> WHAT TO WORK ON: In the entries below, identify every line with the string "text" and copy it.

[MATERIAL FOR THIS EXERCISE start]

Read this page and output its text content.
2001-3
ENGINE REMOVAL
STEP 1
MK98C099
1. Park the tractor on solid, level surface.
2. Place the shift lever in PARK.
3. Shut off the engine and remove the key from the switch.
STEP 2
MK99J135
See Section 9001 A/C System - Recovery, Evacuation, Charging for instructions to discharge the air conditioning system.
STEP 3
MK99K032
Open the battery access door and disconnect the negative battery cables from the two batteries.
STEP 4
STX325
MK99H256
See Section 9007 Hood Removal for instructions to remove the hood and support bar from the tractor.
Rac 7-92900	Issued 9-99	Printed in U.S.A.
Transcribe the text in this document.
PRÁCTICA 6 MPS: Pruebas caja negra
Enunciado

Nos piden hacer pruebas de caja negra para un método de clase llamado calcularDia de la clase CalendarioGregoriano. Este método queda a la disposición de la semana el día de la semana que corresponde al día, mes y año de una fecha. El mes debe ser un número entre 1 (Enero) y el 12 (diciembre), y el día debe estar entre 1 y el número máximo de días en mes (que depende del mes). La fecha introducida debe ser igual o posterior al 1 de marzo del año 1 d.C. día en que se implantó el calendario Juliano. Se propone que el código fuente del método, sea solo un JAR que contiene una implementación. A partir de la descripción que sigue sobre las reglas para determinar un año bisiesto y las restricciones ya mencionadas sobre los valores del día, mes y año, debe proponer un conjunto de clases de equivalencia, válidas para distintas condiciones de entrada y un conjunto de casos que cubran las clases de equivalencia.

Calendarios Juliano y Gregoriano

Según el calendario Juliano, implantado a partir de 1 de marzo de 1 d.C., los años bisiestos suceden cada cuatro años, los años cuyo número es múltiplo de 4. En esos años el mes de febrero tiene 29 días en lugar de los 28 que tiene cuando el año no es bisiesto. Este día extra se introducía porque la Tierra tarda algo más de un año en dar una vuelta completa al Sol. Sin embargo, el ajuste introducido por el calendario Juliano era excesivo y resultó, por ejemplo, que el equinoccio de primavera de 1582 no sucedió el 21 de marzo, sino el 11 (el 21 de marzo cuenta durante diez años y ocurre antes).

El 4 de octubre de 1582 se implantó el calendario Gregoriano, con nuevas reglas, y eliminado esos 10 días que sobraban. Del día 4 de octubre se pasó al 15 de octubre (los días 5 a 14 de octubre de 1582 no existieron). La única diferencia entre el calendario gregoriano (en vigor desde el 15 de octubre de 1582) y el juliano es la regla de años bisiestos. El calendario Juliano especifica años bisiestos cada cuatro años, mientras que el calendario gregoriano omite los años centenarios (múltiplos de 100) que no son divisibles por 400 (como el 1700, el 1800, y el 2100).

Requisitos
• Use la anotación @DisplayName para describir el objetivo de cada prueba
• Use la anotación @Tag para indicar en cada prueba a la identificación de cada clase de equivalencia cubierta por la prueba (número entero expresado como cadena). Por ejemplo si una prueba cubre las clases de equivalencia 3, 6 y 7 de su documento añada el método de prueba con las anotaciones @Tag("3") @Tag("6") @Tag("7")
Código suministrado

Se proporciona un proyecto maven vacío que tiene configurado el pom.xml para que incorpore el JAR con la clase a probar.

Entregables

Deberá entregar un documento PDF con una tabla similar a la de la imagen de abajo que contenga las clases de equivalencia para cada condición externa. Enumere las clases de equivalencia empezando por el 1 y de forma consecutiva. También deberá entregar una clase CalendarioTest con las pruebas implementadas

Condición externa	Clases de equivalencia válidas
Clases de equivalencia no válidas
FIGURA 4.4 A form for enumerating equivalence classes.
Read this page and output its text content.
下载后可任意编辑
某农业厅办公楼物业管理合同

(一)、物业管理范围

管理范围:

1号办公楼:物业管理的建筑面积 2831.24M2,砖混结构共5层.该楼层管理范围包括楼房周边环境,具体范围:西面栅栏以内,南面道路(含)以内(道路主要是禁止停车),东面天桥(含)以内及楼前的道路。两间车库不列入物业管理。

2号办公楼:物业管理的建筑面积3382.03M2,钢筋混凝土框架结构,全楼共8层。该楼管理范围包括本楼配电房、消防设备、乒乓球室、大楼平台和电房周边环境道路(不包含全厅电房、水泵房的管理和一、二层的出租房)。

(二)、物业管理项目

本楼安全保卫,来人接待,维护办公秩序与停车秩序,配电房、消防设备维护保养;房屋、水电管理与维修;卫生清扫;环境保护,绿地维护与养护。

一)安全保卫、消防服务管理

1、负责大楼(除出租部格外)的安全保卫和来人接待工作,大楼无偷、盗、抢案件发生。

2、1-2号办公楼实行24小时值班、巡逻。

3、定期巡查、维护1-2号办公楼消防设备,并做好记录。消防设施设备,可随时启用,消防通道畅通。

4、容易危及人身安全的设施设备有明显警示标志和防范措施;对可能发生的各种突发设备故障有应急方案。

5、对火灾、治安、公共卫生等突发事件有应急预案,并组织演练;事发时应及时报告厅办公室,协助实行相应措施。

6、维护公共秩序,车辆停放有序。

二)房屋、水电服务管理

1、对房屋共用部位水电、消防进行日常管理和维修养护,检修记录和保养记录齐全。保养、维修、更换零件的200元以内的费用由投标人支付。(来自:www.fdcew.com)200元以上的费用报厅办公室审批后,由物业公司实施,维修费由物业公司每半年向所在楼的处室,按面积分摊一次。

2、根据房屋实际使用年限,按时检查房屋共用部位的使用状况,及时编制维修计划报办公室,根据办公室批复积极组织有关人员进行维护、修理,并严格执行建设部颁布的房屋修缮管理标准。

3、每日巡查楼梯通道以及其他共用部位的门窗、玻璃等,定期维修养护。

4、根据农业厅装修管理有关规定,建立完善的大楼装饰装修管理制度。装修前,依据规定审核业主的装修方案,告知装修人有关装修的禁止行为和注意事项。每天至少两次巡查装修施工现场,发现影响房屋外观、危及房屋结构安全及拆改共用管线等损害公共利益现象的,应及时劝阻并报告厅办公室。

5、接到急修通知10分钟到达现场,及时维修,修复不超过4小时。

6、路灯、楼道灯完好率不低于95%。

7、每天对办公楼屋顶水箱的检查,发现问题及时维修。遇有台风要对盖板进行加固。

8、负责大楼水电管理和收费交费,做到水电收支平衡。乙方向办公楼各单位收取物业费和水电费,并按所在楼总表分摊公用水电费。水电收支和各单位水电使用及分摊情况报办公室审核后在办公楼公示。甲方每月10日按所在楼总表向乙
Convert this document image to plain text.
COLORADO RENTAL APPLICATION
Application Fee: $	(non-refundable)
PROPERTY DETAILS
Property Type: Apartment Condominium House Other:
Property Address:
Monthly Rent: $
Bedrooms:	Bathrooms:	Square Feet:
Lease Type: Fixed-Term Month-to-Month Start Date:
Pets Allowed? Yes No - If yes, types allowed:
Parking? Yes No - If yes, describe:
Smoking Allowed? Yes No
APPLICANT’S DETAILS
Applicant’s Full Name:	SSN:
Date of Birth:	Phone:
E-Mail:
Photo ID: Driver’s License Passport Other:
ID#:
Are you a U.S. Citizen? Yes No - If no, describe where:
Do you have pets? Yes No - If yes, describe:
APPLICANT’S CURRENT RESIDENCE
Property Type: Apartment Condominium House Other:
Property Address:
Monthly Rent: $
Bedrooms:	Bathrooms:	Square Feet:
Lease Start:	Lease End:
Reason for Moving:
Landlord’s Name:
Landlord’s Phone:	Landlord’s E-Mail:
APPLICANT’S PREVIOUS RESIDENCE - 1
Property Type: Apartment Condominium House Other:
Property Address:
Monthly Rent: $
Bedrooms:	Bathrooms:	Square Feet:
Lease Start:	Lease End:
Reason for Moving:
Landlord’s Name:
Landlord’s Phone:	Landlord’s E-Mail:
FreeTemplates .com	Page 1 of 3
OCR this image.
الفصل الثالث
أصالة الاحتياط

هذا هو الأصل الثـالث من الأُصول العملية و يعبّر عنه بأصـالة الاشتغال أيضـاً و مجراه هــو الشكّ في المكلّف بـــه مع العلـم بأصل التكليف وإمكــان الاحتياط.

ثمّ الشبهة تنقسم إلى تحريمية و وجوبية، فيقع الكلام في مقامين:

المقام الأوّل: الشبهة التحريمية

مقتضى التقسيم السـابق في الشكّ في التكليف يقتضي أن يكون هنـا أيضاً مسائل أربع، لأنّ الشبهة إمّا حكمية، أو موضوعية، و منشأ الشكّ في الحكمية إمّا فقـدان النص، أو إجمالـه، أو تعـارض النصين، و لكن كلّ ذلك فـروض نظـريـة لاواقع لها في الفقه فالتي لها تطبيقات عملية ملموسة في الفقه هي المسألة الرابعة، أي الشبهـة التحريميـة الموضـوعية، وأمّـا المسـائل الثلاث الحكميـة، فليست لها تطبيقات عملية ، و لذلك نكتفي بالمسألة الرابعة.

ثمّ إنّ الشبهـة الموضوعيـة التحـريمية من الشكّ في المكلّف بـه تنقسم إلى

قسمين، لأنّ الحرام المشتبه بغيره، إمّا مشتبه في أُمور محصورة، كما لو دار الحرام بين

[MATERIAL FOR THIS EXERCISE end]

> RESULT OF THE TASK:
Read this page and output its text content.
Transcribe the text in this document.
Read this page and output its text content.
Convert this document image to plain text.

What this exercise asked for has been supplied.